■ **TASK TO COMPLETE**: Return every line below in which "Сохранить" appears.

■ **PROVIDED RECORDS**:
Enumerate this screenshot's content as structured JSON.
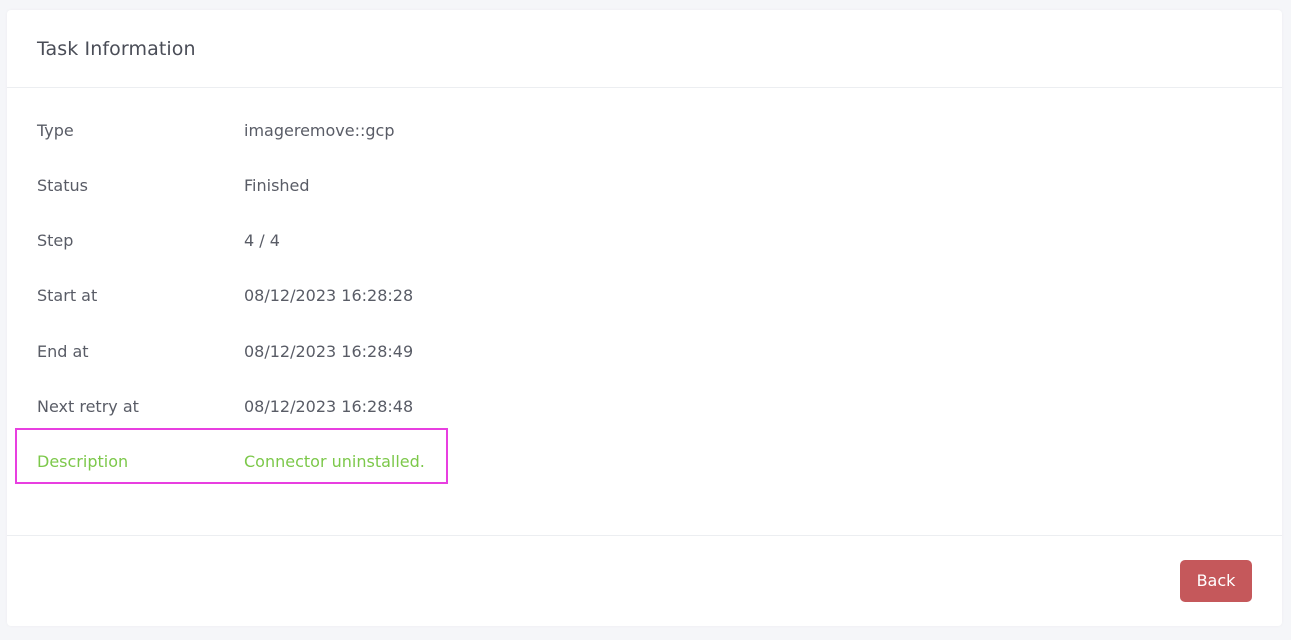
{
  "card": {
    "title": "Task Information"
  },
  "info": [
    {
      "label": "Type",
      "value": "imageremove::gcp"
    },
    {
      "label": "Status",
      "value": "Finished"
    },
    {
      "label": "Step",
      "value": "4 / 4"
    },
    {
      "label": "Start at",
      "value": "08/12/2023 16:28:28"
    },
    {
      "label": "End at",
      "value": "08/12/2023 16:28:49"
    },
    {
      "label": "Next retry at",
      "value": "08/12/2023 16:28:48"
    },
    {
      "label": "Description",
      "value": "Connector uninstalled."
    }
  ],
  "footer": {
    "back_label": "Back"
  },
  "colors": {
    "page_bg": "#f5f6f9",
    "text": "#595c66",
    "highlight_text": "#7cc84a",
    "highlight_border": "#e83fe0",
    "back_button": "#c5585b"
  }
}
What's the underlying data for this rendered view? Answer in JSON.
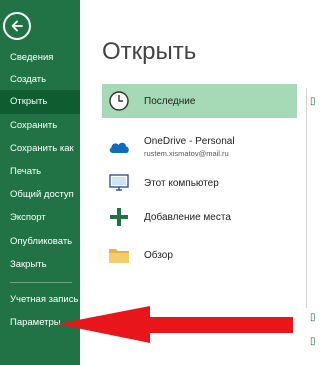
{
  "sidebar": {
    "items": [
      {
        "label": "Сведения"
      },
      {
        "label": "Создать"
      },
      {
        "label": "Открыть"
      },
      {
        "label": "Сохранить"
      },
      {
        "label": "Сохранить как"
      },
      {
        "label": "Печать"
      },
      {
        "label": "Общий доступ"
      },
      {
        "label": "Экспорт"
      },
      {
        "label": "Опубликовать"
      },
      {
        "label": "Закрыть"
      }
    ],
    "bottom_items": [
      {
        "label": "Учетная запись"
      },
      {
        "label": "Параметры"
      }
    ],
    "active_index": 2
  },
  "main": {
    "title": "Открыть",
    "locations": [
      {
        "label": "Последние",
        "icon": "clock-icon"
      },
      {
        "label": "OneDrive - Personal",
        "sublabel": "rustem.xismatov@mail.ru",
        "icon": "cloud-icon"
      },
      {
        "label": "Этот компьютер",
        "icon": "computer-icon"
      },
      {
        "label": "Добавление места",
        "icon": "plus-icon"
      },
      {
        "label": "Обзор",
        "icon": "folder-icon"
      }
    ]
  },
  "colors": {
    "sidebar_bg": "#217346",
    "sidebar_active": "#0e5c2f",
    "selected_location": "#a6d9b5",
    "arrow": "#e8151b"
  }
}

■ **TASK SOLUTION**:
        "label": "Сохранить"
        "label": "Сохранить как"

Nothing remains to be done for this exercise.